===== Data =====
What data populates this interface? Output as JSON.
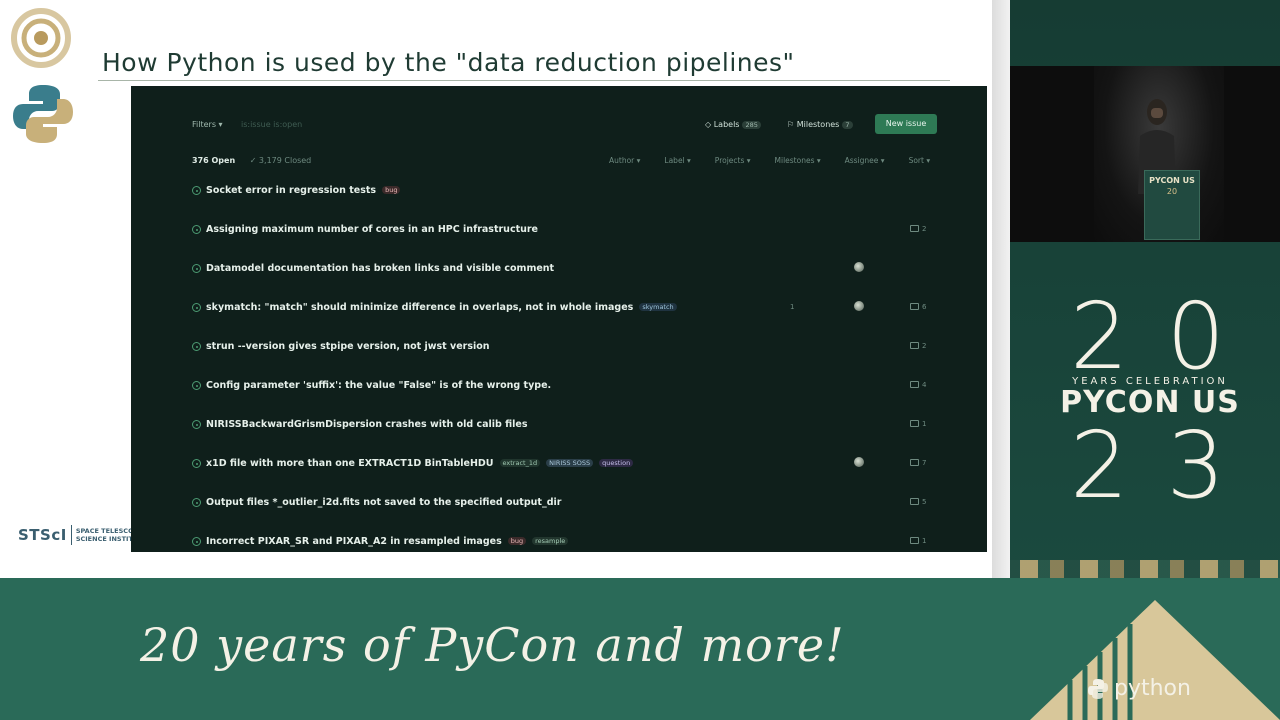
{
  "slide": {
    "title": "How Python is used by the \"data reduction pipelines\"",
    "org_short": "STScI",
    "org_long_1": "SPACE TELESCOPE",
    "org_long_2": "SCIENCE INSTITUTE"
  },
  "github": {
    "filters_label": "Filters ▾",
    "search_placeholder": "is:issue is:open",
    "labels_label": "Labels",
    "labels_count": "285",
    "milestones_label": "Milestones",
    "milestones_count": "7",
    "new_issue_label": "New issue",
    "open_count": "376 Open",
    "closed_count": "✓ 3,179 Closed",
    "sorters": [
      "Author ▾",
      "Label ▾",
      "Projects ▾",
      "Milestones ▾",
      "Assignee ▾",
      "Sort ▾"
    ],
    "issues": [
      {
        "title": "Socket error in regression tests",
        "labels": [
          {
            "text": "bug",
            "bg": "#3b2a2a",
            "fg": "#e8b7b7"
          }
        ],
        "comments": "",
        "avatar": false,
        "pr": ""
      },
      {
        "title": "Assigning maximum number of cores in an HPC infrastructure",
        "labels": [],
        "comments": "2",
        "avatar": false,
        "pr": ""
      },
      {
        "title": "Datamodel documentation has broken links and visible comment",
        "labels": [],
        "comments": "",
        "avatar": true,
        "pr": ""
      },
      {
        "title": "skymatch: \"match\" should minimize difference in overlaps, not in whole images",
        "labels": [
          {
            "text": "skymatch",
            "bg": "#1f3340",
            "fg": "#9cc3d8"
          }
        ],
        "comments": "6",
        "avatar": true,
        "pr": "1"
      },
      {
        "title": "strun --version gives stpipe version, not jwst version",
        "labels": [],
        "comments": "2",
        "avatar": false,
        "pr": ""
      },
      {
        "title": "Config parameter 'suffix': the value \"False\" is of the wrong type.",
        "labels": [],
        "comments": "4",
        "avatar": false,
        "pr": ""
      },
      {
        "title": "NIRISSBackwardGrismDispersion crashes with old calib files",
        "labels": [],
        "comments": "1",
        "avatar": false,
        "pr": ""
      },
      {
        "title": "x1D file with more than one EXTRACT1D BinTableHDU",
        "labels": [
          {
            "text": "extract_1d",
            "bg": "#20352d",
            "fg": "#9fc8b1"
          },
          {
            "text": "NIRISS SOSS",
            "bg": "#2a3e48",
            "fg": "#a9c6d8"
          },
          {
            "text": "question",
            "bg": "#2d2a44",
            "fg": "#c3bde8"
          }
        ],
        "comments": "7",
        "avatar": true,
        "pr": ""
      },
      {
        "title": "Output files *_outlier_i2d.fits not saved to the specified output_dir",
        "labels": [],
        "comments": "5",
        "avatar": false,
        "pr": ""
      },
      {
        "title": "Incorrect PIXAR_SR and PIXAR_A2 in resampled images",
        "labels": [
          {
            "text": "bug",
            "bg": "#3b2a2a",
            "fg": "#e8b7b7"
          },
          {
            "text": "resample",
            "bg": "#22362e",
            "fg": "#a5cdb6"
          }
        ],
        "comments": "1",
        "avatar": false,
        "pr": ""
      }
    ]
  },
  "video": {
    "podium_line1": "PYCON US",
    "podium_line2": "20"
  },
  "badge": {
    "top_number": "20",
    "years": "YEARS CELEBRATION",
    "name": "PYCON US",
    "bottom_number": "23"
  },
  "footer": {
    "tagline": "20 years of PyCon and more!",
    "python_word": "python"
  }
}
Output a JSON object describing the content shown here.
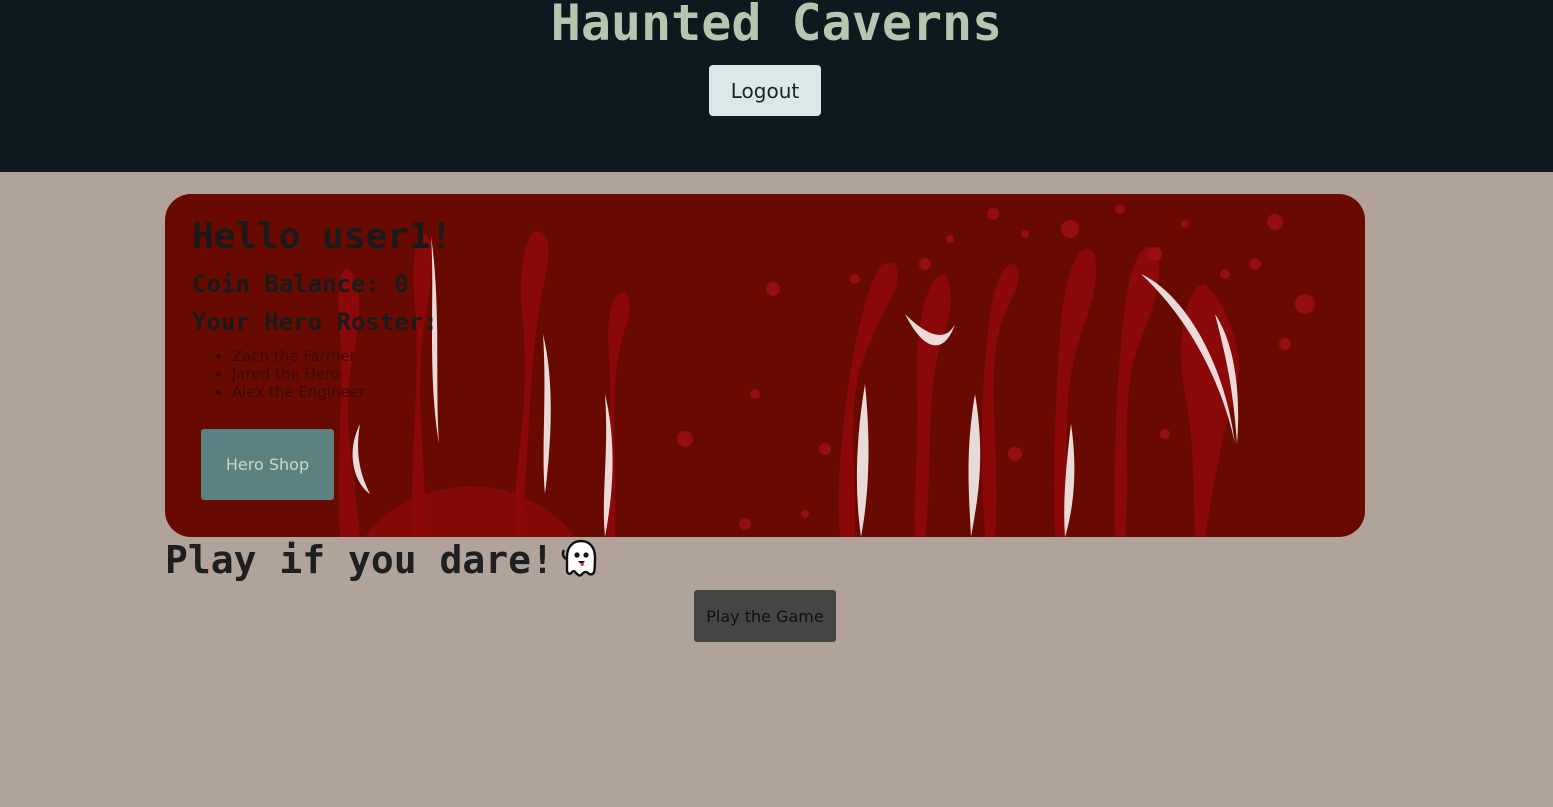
{
  "header": {
    "title": "Haunted Caverns",
    "logout_label": "Logout"
  },
  "dashboard": {
    "greeting": "Hello user1!",
    "coin_balance": "Coin Balance: 0",
    "roster_title": "Your Hero Roster:",
    "heroes": [
      "Zach the Farmer",
      "Jared the Hero",
      "Alex the Engineer"
    ],
    "shop_label": "Hero Shop"
  },
  "main": {
    "tagline": "Play if you dare!",
    "tagline_icon": "ghost-icon",
    "play_label": "Play the Game"
  },
  "colors": {
    "header_bg": "#0c1a1f",
    "page_bg": "#b2a39a",
    "card_bg": "#690a00",
    "title": "#b5c6b0"
  }
}
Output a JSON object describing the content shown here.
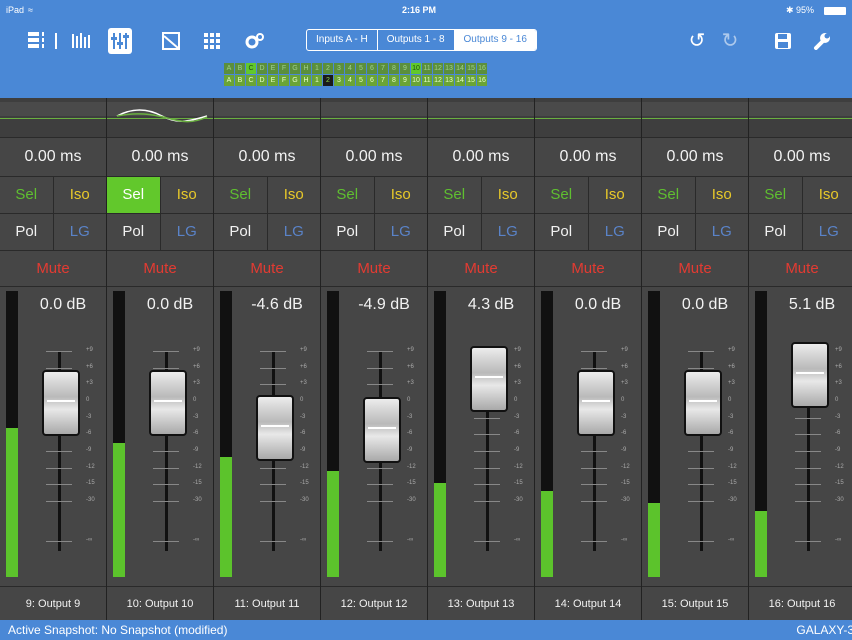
{
  "status": {
    "device": "iPad",
    "time": "2:16 PM",
    "battery": "95%"
  },
  "toolbar": {
    "tabs": [
      "Inputs A - H",
      "Outputs 1 - 8",
      "Outputs 9 - 16"
    ],
    "active_tab": 2
  },
  "grid": {
    "row1": [
      "A",
      "B",
      "C",
      "D",
      "E",
      "F",
      "G",
      "H",
      "1",
      "2",
      "3",
      "4",
      "5",
      "6",
      "7",
      "8",
      "9",
      "10",
      "11",
      "12",
      "13",
      "14",
      "15",
      "16"
    ],
    "row2": [
      "A",
      "B",
      "C",
      "D",
      "E",
      "F",
      "G",
      "H",
      "1",
      "2",
      "3",
      "4",
      "5",
      "6",
      "7",
      "8",
      "9",
      "10",
      "11",
      "12",
      "13",
      "14",
      "15",
      "16"
    ],
    "row1_on": [
      "C",
      "10"
    ]
  },
  "scale": [
    "+9",
    "+6",
    "+3",
    "0",
    "-3",
    "-6",
    "-9",
    "-12",
    "-15",
    "-30",
    "-∞"
  ],
  "strip_labels": {
    "sel": "Sel",
    "iso": "Iso",
    "pol": "Pol",
    "lg": "LG",
    "mute": "Mute"
  },
  "channels": [
    {
      "name": "9: Output 9",
      "delay": "0.00 ms",
      "gain": "0.0 dB",
      "gain_db": 0.0,
      "meter": 0.52,
      "sel_on": false
    },
    {
      "name": "10: Output 10",
      "delay": "0.00 ms",
      "gain": "0.0 dB",
      "gain_db": 0.0,
      "meter": 0.47,
      "sel_on": true
    },
    {
      "name": "11: Output 11",
      "delay": "0.00 ms",
      "gain": "-4.6 dB",
      "gain_db": -4.6,
      "meter": 0.42,
      "sel_on": false
    },
    {
      "name": "12: Output 12",
      "delay": "0.00 ms",
      "gain": "-4.9 dB",
      "gain_db": -4.9,
      "meter": 0.37,
      "sel_on": false
    },
    {
      "name": "13: Output 13",
      "delay": "0.00 ms",
      "gain": "4.3 dB",
      "gain_db": 4.3,
      "meter": 0.33,
      "sel_on": false
    },
    {
      "name": "14: Output 14",
      "delay": "0.00 ms",
      "gain": "0.0 dB",
      "gain_db": 0.0,
      "meter": 0.3,
      "sel_on": false
    },
    {
      "name": "15: Output 15",
      "delay": "0.00 ms",
      "gain": "0.0 dB",
      "gain_db": 0.0,
      "meter": 0.26,
      "sel_on": false
    },
    {
      "name": "16: Output 16",
      "delay": "0.00 ms",
      "gain": "5.1 dB",
      "gain_db": 5.1,
      "meter": 0.23,
      "sel_on": false
    }
  ],
  "footer": {
    "snapshot": "Active Snapshot: No Snapshot (modified)",
    "device": "GALAXY-3"
  },
  "colors": {
    "accent": "#4a88d6",
    "meter": "#5cc32c",
    "sel": "#62c82c",
    "iso": "#e8c92a",
    "mute": "#e33b32",
    "lg": "#5a83c8"
  }
}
=====
Task instructions:
Quote the material exactly. Pictures stay out.

Solution to this exercise:
What data populates this interface? Output as JSON.
{
  "slide": {
    "title": "How Python is used by the \"data reduction pipelines\"",
    "org_short": "STScI",
    "org_long_1": "SPACE TELESCOPE",
    "org_long_2": "SCIENCE INSTITUTE"
  },
  "github": {
    "filters_label": "Filters ▾",
    "search_placeholder": "is:issue is:open",
    "labels_label": "Labels",
    "labels_count": "285",
    "milestones_label": "Milestones",
    "milestones_count": "7",
    "new_issue_label": "New issue",
    "open_count": "376 Open",
    "closed_count": "✓ 3,179 Closed",
    "sorters": [
      "Author ▾",
      "Label ▾",
      "Projects ▾",
      "Milestones ▾",
      "Assignee ▾",
      "Sort ▾"
    ],
    "issues": [
      {
        "title": "Socket error in regression tests",
        "labels": [
          {
            "text": "bug",
            "bg": "#3b2a2a",
            "fg": "#e8b7b7"
          }
        ],
        "comments": "",
        "avatar": false,
        "pr": ""
      },
      {
        "title": "Assigning maximum number of cores in an HPC infrastructure",
        "labels": [],
        "comments": "2",
        "avatar": false,
        "pr": ""
      },
      {
        "title": "Datamodel documentation has broken links and visible comment",
        "labels": [],
        "comments": "",
        "avatar": true,
        "pr": ""
      },
      {
        "title": "skymatch: \"match\" should minimize difference in overlaps, not in whole images",
        "labels": [
          {
            "text": "skymatch",
            "bg": "#1f3340",
            "fg": "#9cc3d8"
          }
        ],
        "comments": "6",
        "avatar": true,
        "pr": "1"
      },
      {
        "title": "strun --version gives stpipe version, not jwst version",
        "labels": [],
        "comments": "2",
        "avatar": false,
        "pr": ""
      },
      {
        "title": "Config parameter 'suffix': the value \"False\" is of the wrong type.",
        "labels": [],
        "comments": "4",
        "avatar": false,
        "pr": ""
      },
      {
        "title": "NIRISSBackwardGrismDispersion crashes with old calib files",
        "labels": [],
        "comments": "1",
        "avatar": false,
        "pr": ""
      },
      {
        "title": "x1D file with more than one EXTRACT1D BinTableHDU",
        "labels": [
          {
            "text": "extract_1d",
            "bg": "#20352d",
            "fg": "#9fc8b1"
          },
          {
            "text": "NIRISS SOSS",
            "bg": "#2a3e48",
            "fg": "#a9c6d8"
          },
          {
            "text": "question",
            "bg": "#2d2a44",
            "fg": "#c3bde8"
          }
        ],
        "comments": "7",
        "avatar": true,
        "pr": ""
      },
      {
        "title": "Output files *_outlier_i2d.fits not saved to the specified output_dir",
        "labels": [],
        "comments": "5",
        "avatar": false,
        "pr": ""
      },
      {
        "title": "Incorrect PIXAR_SR and PIXAR_A2 in resampled images",
        "labels": [
          {
            "text": "bug",
            "bg": "#3b2a2a",
            "fg": "#e8b7b7"
          },
          {
            "text": "resample",
            "bg": "#22362e",
            "fg": "#a5cdb6"
          }
        ],
        "comments": "1",
        "avatar": false,
        "pr": ""
      }
    ]
  },
  "video": {
    "podium_line1": "PYCON US",
    "podium_line2": "20"
  },
  "badge": {
    "top_number": "20",
    "years": "YEARS CELEBRATION",
    "name": "PYCON US",
    "bottom_number": "23"
  },
  "footer": {
    "tagline": "20 years of PyCon and more!",
    "python_word": "python"
  }
}
Output a JSON object describing the content shown here.
{
  "header": {
    "title": "Haunted Caverns",
    "logout_label": "Logout"
  },
  "dashboard": {
    "greeting": "Hello user1!",
    "coin_balance": "Coin Balance: 0",
    "roster_title": "Your Hero Roster:",
    "heroes": [
      "Zach the Farmer",
      "Jared the Hero",
      "Alex the Engineer"
    ],
    "shop_label": "Hero Shop"
  },
  "main": {
    "tagline": "Play if you dare!",
    "tagline_icon": "ghost-icon",
    "play_label": "Play the Game"
  },
  "colors": {
    "header_bg": "#0c1a1f",
    "page_bg": "#b2a39a",
    "card_bg": "#690a00",
    "title": "#b5c6b0"
  }
}
Output a JSON object describing the content shown here.
{
  "status": {
    "device": "iPad",
    "time": "2:16 PM",
    "battery": "95%"
  },
  "toolbar": {
    "tabs": [
      "Inputs A - H",
      "Outputs 1 - 8",
      "Outputs 9 - 16"
    ],
    "active_tab": 2
  },
  "grid": {
    "row1": [
      "A",
      "B",
      "C",
      "D",
      "E",
      "F",
      "G",
      "H",
      "1",
      "2",
      "3",
      "4",
      "5",
      "6",
      "7",
      "8",
      "9",
      "10",
      "11",
      "12",
      "13",
      "14",
      "15",
      "16"
    ],
    "row2": [
      "A",
      "B",
      "C",
      "D",
      "E",
      "F",
      "G",
      "H",
      "1",
      "2",
      "3",
      "4",
      "5",
      "6",
      "7",
      "8",
      "9",
      "10",
      "11",
      "12",
      "13",
      "14",
      "15",
      "16"
    ],
    "row1_on": [
      "C",
      "10"
    ]
  },
  "scale": [
    "+9",
    "+6",
    "+3",
    "0",
    "-3",
    "-6",
    "-9",
    "-12",
    "-15",
    "-30",
    "-∞"
  ],
  "strip_labels": {
    "sel": "Sel",
    "iso": "Iso",
    "pol": "Pol",
    "lg": "LG",
    "mute": "Mute"
  },
  "channels": [
    {
      "name": "9: Output 9",
      "delay": "0.00 ms",
      "gain": "0.0 dB",
      "gain_db": 0.0,
      "meter": 0.52,
      "sel_on": false
    },
    {
      "name": "10: Output 10",
      "delay": "0.00 ms",
      "gain": "0.0 dB",
      "gain_db": 0.0,
      "meter": 0.47,
      "sel_on": true
    },
    {
      "name": "11: Output 11",
      "delay": "0.00 ms",
      "gain": "-4.6 dB",
      "gain_db": -4.6,
      "meter": 0.42,
      "sel_on": false
    },
    {
      "name": "12: Output 12",
      "delay": "0.00 ms",
      "gain": "-4.9 dB",
      "gain_db": -4.9,
      "meter": 0.37,
      "sel_on": false
    },
    {
      "name": "13: Output 13",
      "delay": "0.00 ms",
      "gain": "4.3 dB",
      "gain_db": 4.3,
      "meter": 0.33,
      "sel_on": false
    },
    {
      "name": "14: Output 14",
      "delay": "0.00 ms",
      "gain": "0.0 dB",
      "gain_db": 0.0,
      "meter": 0.3,
      "sel_on": false
    },
    {
      "name": "15: Output 15",
      "delay": "0.00 ms",
      "gain": "0.0 dB",
      "gain_db": 0.0,
      "meter": 0.26,
      "sel_on": false
    },
    {
      "name": "16: Output 16",
      "delay": "0.00 ms",
      "gain": "5.1 dB",
      "gain_db": 5.1,
      "meter": 0.23,
      "sel_on": false
    }
  ],
  "footer": {
    "snapshot": "Active Snapshot: No Snapshot (modified)",
    "device": "GALAXY-3"
  },
  "colors": {
    "accent": "#4a88d6",
    "meter": "#5cc32c",
    "sel": "#62c82c",
    "iso": "#e8c92a",
    "mute": "#e33b32",
    "lg": "#5a83c8"
  }
}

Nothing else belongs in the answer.